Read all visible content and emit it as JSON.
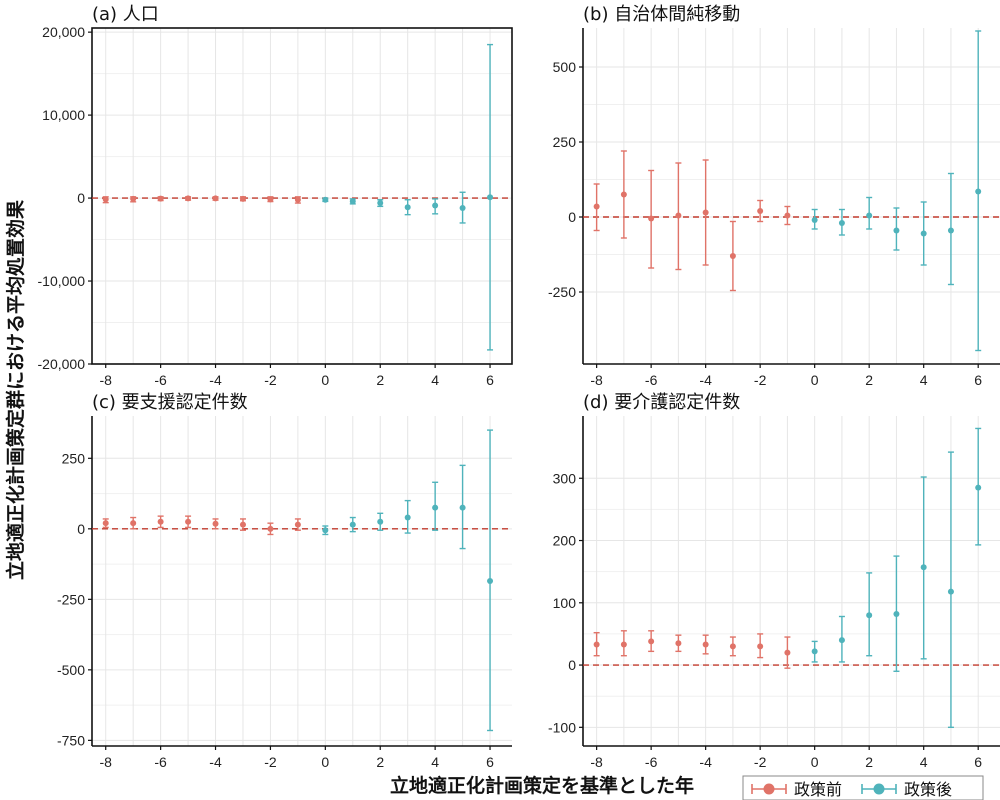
{
  "colors": {
    "pre": "#e07368",
    "post": "#4fb3bb",
    "zero_line": "#c0392b",
    "frame": "#111111",
    "grid": "#e6e6e6"
  },
  "x_title": "立地適正化計画策定を基準とした年",
  "y_title": "立地適正化計画策定群における平均処置効果",
  "legend": {
    "position": "bottom-right",
    "items": [
      {
        "label": "政策前",
        "color": "#e07368"
      },
      {
        "label": "政策後",
        "color": "#4fb3bb"
      }
    ]
  },
  "chart_data": [
    {
      "type": "scatter",
      "title": "(a) 人口",
      "x_ticks": [
        "-8",
        "-6",
        "-4",
        "-2",
        "0",
        "2",
        "4",
        "6"
      ],
      "xlim": [
        -8.5,
        6.8
      ],
      "ylim": [
        -20000,
        20500
      ],
      "y_ticks": [
        -20000,
        -10000,
        0,
        10000,
        20000
      ],
      "y_tick_labels": [
        "-20,000",
        "-10,000",
        "0",
        "10,000",
        "20,000"
      ],
      "grid": true,
      "reference_line": 0,
      "series": [
        {
          "name": "政策前",
          "x": [
            -8,
            -7,
            -6,
            -5,
            -4,
            -3,
            -2,
            -1
          ],
          "y": [
            -150,
            -100,
            -60,
            -40,
            -30,
            -90,
            -150,
            -200
          ],
          "lo": [
            -550,
            -450,
            -300,
            -250,
            -250,
            -320,
            -420,
            -600
          ],
          "hi": [
            150,
            150,
            150,
            150,
            150,
            150,
            150,
            150
          ]
        },
        {
          "name": "政策後",
          "x": [
            0,
            1,
            2,
            3,
            4,
            5,
            6
          ],
          "y": [
            -200,
            -400,
            -600,
            -1100,
            -900,
            -1200,
            100
          ],
          "lo": [
            -400,
            -700,
            -1000,
            -2000,
            -1900,
            -3000,
            -18300
          ],
          "hi": [
            0,
            -100,
            -200,
            -200,
            -100,
            700,
            18500
          ]
        }
      ]
    },
    {
      "type": "scatter",
      "title": "(b) 自治体間純移動",
      "x_ticks": [
        "-8",
        "-6",
        "-4",
        "-2",
        "0",
        "2",
        "4",
        "6"
      ],
      "xlim": [
        -8.5,
        6.8
      ],
      "ylim": [
        -490,
        630
      ],
      "y_ticks": [
        -250,
        0,
        250,
        500
      ],
      "y_tick_labels": [
        "-250",
        "0",
        "250",
        "500"
      ],
      "grid": true,
      "reference_line": 0,
      "series": [
        {
          "name": "政策前",
          "x": [
            -8,
            -7,
            -6,
            -5,
            -4,
            -3,
            -2,
            -1
          ],
          "y": [
            35,
            75,
            -5,
            5,
            15,
            -130,
            20,
            5
          ],
          "lo": [
            -45,
            -70,
            -170,
            -175,
            -160,
            -245,
            -15,
            -25
          ],
          "hi": [
            110,
            220,
            155,
            180,
            190,
            -15,
            55,
            35
          ]
        },
        {
          "name": "政策後",
          "x": [
            0,
            1,
            2,
            3,
            4,
            5,
            6
          ],
          "y": [
            -10,
            -20,
            5,
            -45,
            -55,
            -45,
            85
          ],
          "lo": [
            -40,
            -60,
            -40,
            -110,
            -160,
            -225,
            -445
          ],
          "hi": [
            25,
            25,
            65,
            30,
            50,
            145,
            620
          ]
        }
      ]
    },
    {
      "type": "scatter",
      "title": "(c) 要支援認定件数",
      "x_ticks": [
        "-8",
        "-6",
        "-4",
        "-2",
        "0",
        "2",
        "4",
        "6"
      ],
      "xlim": [
        -8.5,
        6.8
      ],
      "ylim": [
        -770,
        400
      ],
      "y_ticks": [
        -750,
        -500,
        -250,
        0,
        250
      ],
      "y_tick_labels": [
        "-750",
        "-500",
        "-250",
        "0",
        "250"
      ],
      "grid": true,
      "reference_line": 0,
      "series": [
        {
          "name": "政策前",
          "x": [
            -8,
            -7,
            -6,
            -5,
            -4,
            -3,
            -2,
            -1
          ],
          "y": [
            20,
            20,
            25,
            25,
            18,
            15,
            0,
            15
          ],
          "lo": [
            5,
            0,
            5,
            5,
            0,
            -5,
            -20,
            -5
          ],
          "hi": [
            35,
            40,
            45,
            45,
            35,
            35,
            20,
            35
          ]
        },
        {
          "name": "政策後",
          "x": [
            0,
            1,
            2,
            3,
            4,
            5,
            6
          ],
          "y": [
            -5,
            15,
            25,
            40,
            75,
            75,
            -185
          ],
          "lo": [
            -20,
            -10,
            -5,
            -15,
            -5,
            -70,
            -715
          ],
          "hi": [
            10,
            40,
            55,
            100,
            165,
            225,
            350
          ]
        }
      ]
    },
    {
      "type": "scatter",
      "title": "(d) 要介護認定件数",
      "x_ticks": [
        "-8",
        "-6",
        "-4",
        "-2",
        "0",
        "2",
        "4",
        "6"
      ],
      "xlim": [
        -8.5,
        6.8
      ],
      "ylim": [
        -130,
        400
      ],
      "y_ticks": [
        -100,
        0,
        100,
        200,
        300
      ],
      "y_tick_labels": [
        "-100",
        "0",
        "100",
        "200",
        "300"
      ],
      "grid": true,
      "reference_line": 0,
      "series": [
        {
          "name": "政策前",
          "x": [
            -8,
            -7,
            -6,
            -5,
            -4,
            -3,
            -2,
            -1
          ],
          "y": [
            33,
            33,
            38,
            35,
            33,
            30,
            30,
            20
          ],
          "lo": [
            15,
            15,
            22,
            22,
            18,
            15,
            12,
            -5
          ],
          "hi": [
            52,
            55,
            55,
            48,
            48,
            45,
            50,
            45
          ]
        },
        {
          "name": "政策後",
          "x": [
            0,
            1,
            2,
            3,
            4,
            5,
            6
          ],
          "y": [
            22,
            40,
            80,
            82,
            157,
            118,
            285
          ],
          "lo": [
            5,
            5,
            15,
            -10,
            10,
            -100,
            193
          ],
          "hi": [
            38,
            78,
            148,
            175,
            302,
            342,
            380
          ]
        }
      ]
    }
  ]
}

## Task
Without the pictures, restate each entry exactly.

## Exercise result
Read all visible content and emit it as JSON.
{
  "colors": {
    "pre": "#e07368",
    "post": "#4fb3bb",
    "zero_line": "#c0392b",
    "frame": "#111111",
    "grid": "#e6e6e6"
  },
  "x_title": "立地適正化計画策定を基準とした年",
  "y_title": "立地適正化計画策定群における平均処置効果",
  "legend": {
    "position": "bottom-right",
    "items": [
      {
        "label": "政策前",
        "color": "#e07368"
      },
      {
        "label": "政策後",
        "color": "#4fb3bb"
      }
    ]
  },
  "chart_data": [
    {
      "type": "scatter",
      "title": "(a) 人口",
      "x_ticks": [
        "-8",
        "-6",
        "-4",
        "-2",
        "0",
        "2",
        "4",
        "6"
      ],
      "xlim": [
        -8.5,
        6.8
      ],
      "ylim": [
        -20000,
        20500
      ],
      "y_ticks": [
        -20000,
        -10000,
        0,
        10000,
        20000
      ],
      "y_tick_labels": [
        "-20,000",
        "-10,000",
        "0",
        "10,000",
        "20,000"
      ],
      "grid": true,
      "reference_line": 0,
      "series": [
        {
          "name": "政策前",
          "x": [
            -8,
            -7,
            -6,
            -5,
            -4,
            -3,
            -2,
            -1
          ],
          "y": [
            -150,
            -100,
            -60,
            -40,
            -30,
            -90,
            -150,
            -200
          ],
          "lo": [
            -550,
            -450,
            -300,
            -250,
            -250,
            -320,
            -420,
            -600
          ],
          "hi": [
            150,
            150,
            150,
            150,
            150,
            150,
            150,
            150
          ]
        },
        {
          "name": "政策後",
          "x": [
            0,
            1,
            2,
            3,
            4,
            5,
            6
          ],
          "y": [
            -200,
            -400,
            -600,
            -1100,
            -900,
            -1200,
            100
          ],
          "lo": [
            -400,
            -700,
            -1000,
            -2000,
            -1900,
            -3000,
            -18300
          ],
          "hi": [
            0,
            -100,
            -200,
            -200,
            -100,
            700,
            18500
          ]
        }
      ]
    },
    {
      "type": "scatter",
      "title": "(b) 自治体間純移動",
      "x_ticks": [
        "-8",
        "-6",
        "-4",
        "-2",
        "0",
        "2",
        "4",
        "6"
      ],
      "xlim": [
        -8.5,
        6.8
      ],
      "ylim": [
        -490,
        630
      ],
      "y_ticks": [
        -250,
        0,
        250,
        500
      ],
      "y_tick_labels": [
        "-250",
        "0",
        "250",
        "500"
      ],
      "grid": true,
      "reference_line": 0,
      "series": [
        {
          "name": "政策前",
          "x": [
            -8,
            -7,
            -6,
            -5,
            -4,
            -3,
            -2,
            -1
          ],
          "y": [
            35,
            75,
            -5,
            5,
            15,
            -130,
            20,
            5
          ],
          "lo": [
            -45,
            -70,
            -170,
            -175,
            -160,
            -245,
            -15,
            -25
          ],
          "hi": [
            110,
            220,
            155,
            180,
            190,
            -15,
            55,
            35
          ]
        },
        {
          "name": "政策後",
          "x": [
            0,
            1,
            2,
            3,
            4,
            5,
            6
          ],
          "y": [
            -10,
            -20,
            5,
            -45,
            -55,
            -45,
            85
          ],
          "lo": [
            -40,
            -60,
            -40,
            -110,
            -160,
            -225,
            -445
          ],
          "hi": [
            25,
            25,
            65,
            30,
            50,
            145,
            620
          ]
        }
      ]
    },
    {
      "type": "scatter",
      "title": "(c) 要支援認定件数",
      "x_ticks": [
        "-8",
        "-6",
        "-4",
        "-2",
        "0",
        "2",
        "4",
        "6"
      ],
      "xlim": [
        -8.5,
        6.8
      ],
      "ylim": [
        -770,
        400
      ],
      "y_ticks": [
        -750,
        -500,
        -250,
        0,
        250
      ],
      "y_tick_labels": [
        "-750",
        "-500",
        "-250",
        "0",
        "250"
      ],
      "grid": true,
      "reference_line": 0,
      "series": [
        {
          "name": "政策前",
          "x": [
            -8,
            -7,
            -6,
            -5,
            -4,
            -3,
            -2,
            -1
          ],
          "y": [
            20,
            20,
            25,
            25,
            18,
            15,
            0,
            15
          ],
          "lo": [
            5,
            0,
            5,
            5,
            0,
            -5,
            -20,
            -5
          ],
          "hi": [
            35,
            40,
            45,
            45,
            35,
            35,
            20,
            35
          ]
        },
        {
          "name": "政策後",
          "x": [
            0,
            1,
            2,
            3,
            4,
            5,
            6
          ],
          "y": [
            -5,
            15,
            25,
            40,
            75,
            75,
            -185
          ],
          "lo": [
            -20,
            -10,
            -5,
            -15,
            -5,
            -70,
            -715
          ],
          "hi": [
            10,
            40,
            55,
            100,
            165,
            225,
            350
          ]
        }
      ]
    },
    {
      "type": "scatter",
      "title": "(d) 要介護認定件数",
      "x_ticks": [
        "-8",
        "-6",
        "-4",
        "-2",
        "0",
        "2",
        "4",
        "6"
      ],
      "xlim": [
        -8.5,
        6.8
      ],
      "ylim": [
        -130,
        400
      ],
      "y_ticks": [
        -100,
        0,
        100,
        200,
        300
      ],
      "y_tick_labels": [
        "-100",
        "0",
        "100",
        "200",
        "300"
      ],
      "grid": true,
      "reference_line": 0,
      "series": [
        {
          "name": "政策前",
          "x": [
            -8,
            -7,
            -6,
            -5,
            -4,
            -3,
            -2,
            -1
          ],
          "y": [
            33,
            33,
            38,
            35,
            33,
            30,
            30,
            20
          ],
          "lo": [
            15,
            15,
            22,
            22,
            18,
            15,
            12,
            -5
          ],
          "hi": [
            52,
            55,
            55,
            48,
            48,
            45,
            50,
            45
          ]
        },
        {
          "name": "政策後",
          "x": [
            0,
            1,
            2,
            3,
            4,
            5,
            6
          ],
          "y": [
            22,
            40,
            80,
            82,
            157,
            118,
            285
          ],
          "lo": [
            5,
            5,
            15,
            -10,
            10,
            -100,
            193
          ],
          "hi": [
            38,
            78,
            148,
            175,
            302,
            342,
            380
          ]
        }
      ]
    }
  ]
}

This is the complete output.